** begin Available data **

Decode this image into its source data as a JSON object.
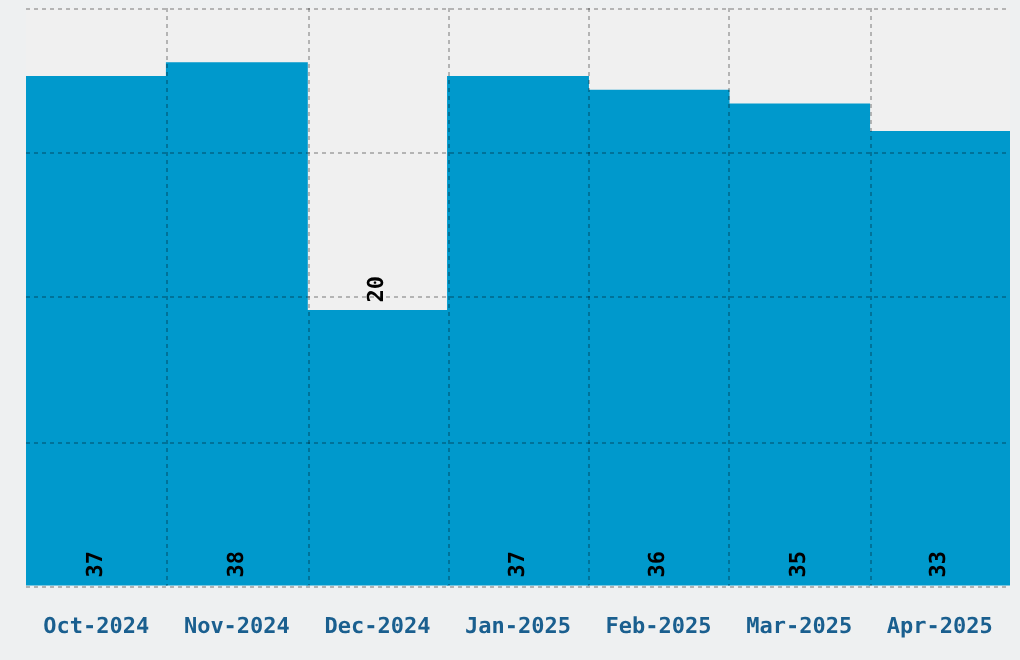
{
  "chart_data": {
    "type": "bar",
    "categories": [
      "Oct-2024",
      "Nov-2024",
      "Dec-2024",
      "Jan-2025",
      "Feb-2025",
      "Mar-2025",
      "Apr-2025"
    ],
    "values": [
      37,
      38,
      20,
      37,
      36,
      35,
      33
    ],
    "color": "#0099cc",
    "ylim": [
      0,
      42
    ],
    "tick_labels": "x",
    "grid": true,
    "data_labels": true
  }
}
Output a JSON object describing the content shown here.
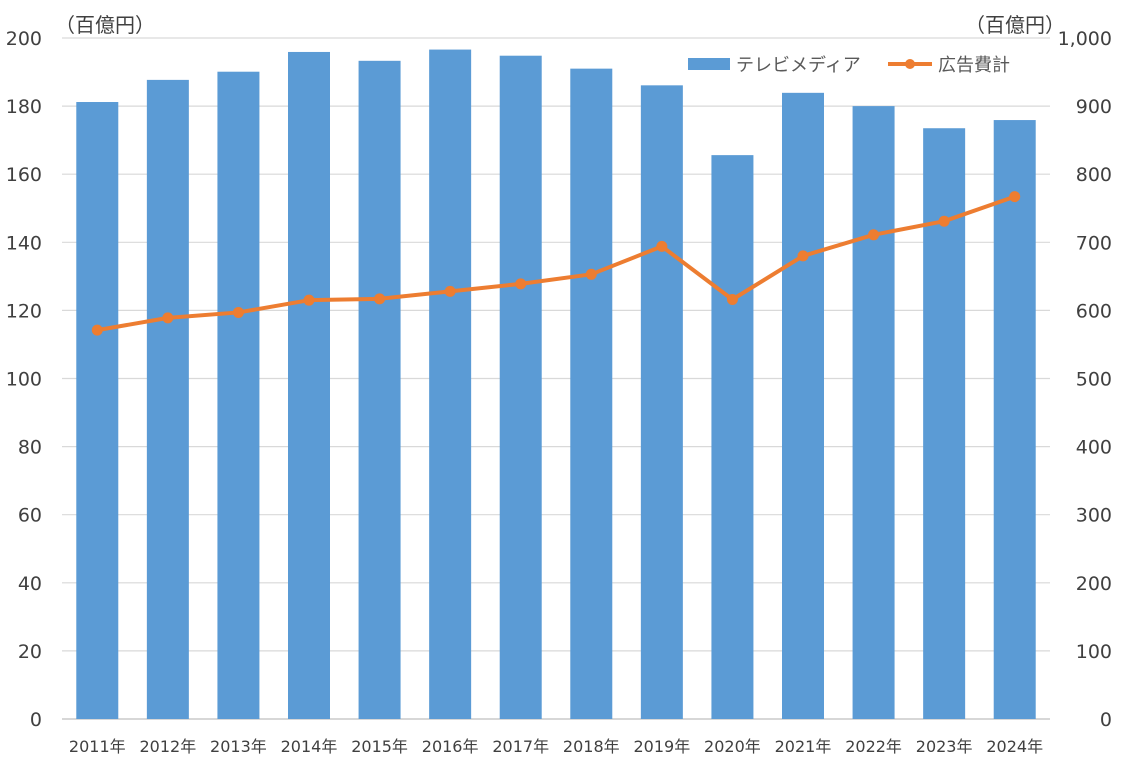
{
  "chart_data": {
    "type": "bar",
    "categories": [
      "2011年",
      "2012年",
      "2013年",
      "2014年",
      "2015年",
      "2016年",
      "2017年",
      "2018年",
      "2019年",
      "2020年",
      "2021年",
      "2022年",
      "2023年",
      "2024年"
    ],
    "y_left": {
      "unit": "（百億円）",
      "ylim": [
        0,
        200
      ],
      "ticks": [
        "0",
        "20",
        "40",
        "60",
        "80",
        "100",
        "120",
        "140",
        "160",
        "180",
        "200"
      ]
    },
    "y_right": {
      "unit": "（百億円）",
      "ylim": [
        0,
        1000
      ],
      "ticks": [
        "0",
        "100",
        "200",
        "300",
        "400",
        "500",
        "600",
        "700",
        "800",
        "900",
        "1,000"
      ]
    },
    "series": [
      {
        "name": "テレビメディア",
        "type": "bar",
        "axis": "left",
        "color": "#5B9BD5",
        "values": [
          181.2,
          187.7,
          190.1,
          195.9,
          193.3,
          196.6,
          194.8,
          191.0,
          186.1,
          165.6,
          183.9,
          180.0,
          173.5,
          175.9
        ]
      },
      {
        "name": "広告費計",
        "type": "line",
        "axis": "right",
        "color": "#ED7D31",
        "values": [
          571,
          589,
          597,
          615,
          617,
          628,
          639,
          653,
          694,
          616,
          680,
          711,
          731,
          767
        ]
      }
    ],
    "grid": true,
    "legend": "top-right"
  }
}
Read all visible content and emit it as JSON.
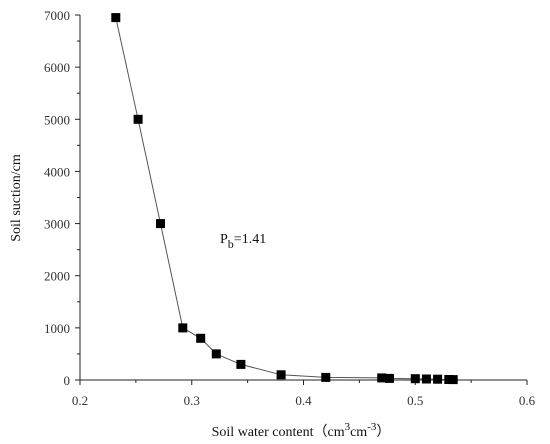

** end Available data **

#### What you are asked to do:
Find every line with the word "color" and state how many there are, with no other words.

#### Written reply:
3